(Stored records)
────────────────
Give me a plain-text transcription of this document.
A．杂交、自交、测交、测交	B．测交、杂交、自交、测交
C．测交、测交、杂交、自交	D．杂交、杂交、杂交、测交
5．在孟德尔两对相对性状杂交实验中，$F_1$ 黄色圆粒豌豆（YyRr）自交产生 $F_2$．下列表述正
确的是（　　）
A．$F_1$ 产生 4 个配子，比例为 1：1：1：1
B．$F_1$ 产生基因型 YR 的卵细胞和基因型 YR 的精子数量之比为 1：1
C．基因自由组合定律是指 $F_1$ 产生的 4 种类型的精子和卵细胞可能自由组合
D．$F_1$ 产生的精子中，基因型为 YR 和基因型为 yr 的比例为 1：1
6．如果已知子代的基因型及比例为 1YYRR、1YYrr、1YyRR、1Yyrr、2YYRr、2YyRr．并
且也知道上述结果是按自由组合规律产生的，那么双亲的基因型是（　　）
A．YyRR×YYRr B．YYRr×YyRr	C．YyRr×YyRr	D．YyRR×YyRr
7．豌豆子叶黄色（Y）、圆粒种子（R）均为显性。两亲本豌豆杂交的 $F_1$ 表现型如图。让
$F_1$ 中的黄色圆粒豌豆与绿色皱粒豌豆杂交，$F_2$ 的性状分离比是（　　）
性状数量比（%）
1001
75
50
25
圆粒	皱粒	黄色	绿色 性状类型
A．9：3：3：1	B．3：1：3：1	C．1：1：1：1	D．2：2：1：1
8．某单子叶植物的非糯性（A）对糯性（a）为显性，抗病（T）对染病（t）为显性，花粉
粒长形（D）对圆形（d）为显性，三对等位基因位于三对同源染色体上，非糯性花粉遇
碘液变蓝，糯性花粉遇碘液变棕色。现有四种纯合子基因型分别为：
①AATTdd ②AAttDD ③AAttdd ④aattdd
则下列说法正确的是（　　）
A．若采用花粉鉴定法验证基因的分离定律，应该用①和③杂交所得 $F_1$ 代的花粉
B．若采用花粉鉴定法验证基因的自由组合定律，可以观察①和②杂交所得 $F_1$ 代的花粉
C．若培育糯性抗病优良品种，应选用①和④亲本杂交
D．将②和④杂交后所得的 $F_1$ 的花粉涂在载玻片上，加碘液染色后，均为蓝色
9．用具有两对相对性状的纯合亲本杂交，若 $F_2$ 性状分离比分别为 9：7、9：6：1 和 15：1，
────────────────
TASK REQUIREMENTS
Output the full listing exactly as it stands.

FULL SOLUTION
Give me a plain-text transcription of this document.
A．杂交、自交、测交、测交	B．测交、杂交、自交、测交
C．测交、测交、杂交、自交	D．杂交、杂交、杂交、测交
5．在孟德尔两对相对性状杂交实验中，$F_1$ 黄色圆粒豌豆（YyRr）自交产生 $F_2$．下列表述正
确的是（　　）
A．$F_1$ 产生 4 个配子，比例为 1：1：1：1
B．$F_1$ 产生基因型 YR 的卵细胞和基因型 YR 的精子数量之比为 1：1
C．基因自由组合定律是指 $F_1$ 产生的 4 种类型的精子和卵细胞可能自由组合
D．$F_1$ 产生的精子中，基因型为 YR 和基因型为 yr 的比例为 1：1
6．如果已知子代的基因型及比例为 1YYRR、1YYrr、1YyRR、1Yyrr、2YYRr、2YyRr．并
且也知道上述结果是按自由组合规律产生的，那么双亲的基因型是（　　）
A．YyRR×YYRr B．YYRr×YyRr	C．YyRr×YyRr	D．YyRR×YyRr
7．豌豆子叶黄色（Y）、圆粒种子（R）均为显性。两亲本豌豆杂交的 $F_1$ 表现型如图。让
$F_1$ 中的黄色圆粒豌豆与绿色皱粒豌豆杂交，$F_2$ 的性状分离比是（　　）
性状数量比（%）
1001
75
50
25
圆粒	皱粒	黄色	绿色 性状类型
A．9：3：3：1	B．3：1：3：1	C．1：1：1：1	D．2：2：1：1
8．某单子叶植物的非糯性（A）对糯性（a）为显性，抗病（T）对染病（t）为显性，花粉
粒长形（D）对圆形（d）为显性，三对等位基因位于三对同源染色体上，非糯性花粉遇
碘液变蓝，糯性花粉遇碘液变棕色。现有四种纯合子基因型分别为：
①AATTdd ②AAttDD ③AAttdd ④aattdd
则下列说法正确的是（　　）
A．若采用花粉鉴定法验证基因的分离定律，应该用①和③杂交所得 $F_1$ 代的花粉
B．若采用花粉鉴定法验证基因的自由组合定律，可以观察①和②杂交所得 $F_1$ 代的花粉
C．若培育糯性抗病优良品种，应选用①和④亲本杂交
D．将②和④杂交后所得的 $F_1$ 的花粉涂在载玻片上，加碘液染色后，均为蓝色
9．用具有两对相对性状的纯合亲本杂交，若 $F_2$ 性状分离比分别为 9：7、9：6：1 和 15：1，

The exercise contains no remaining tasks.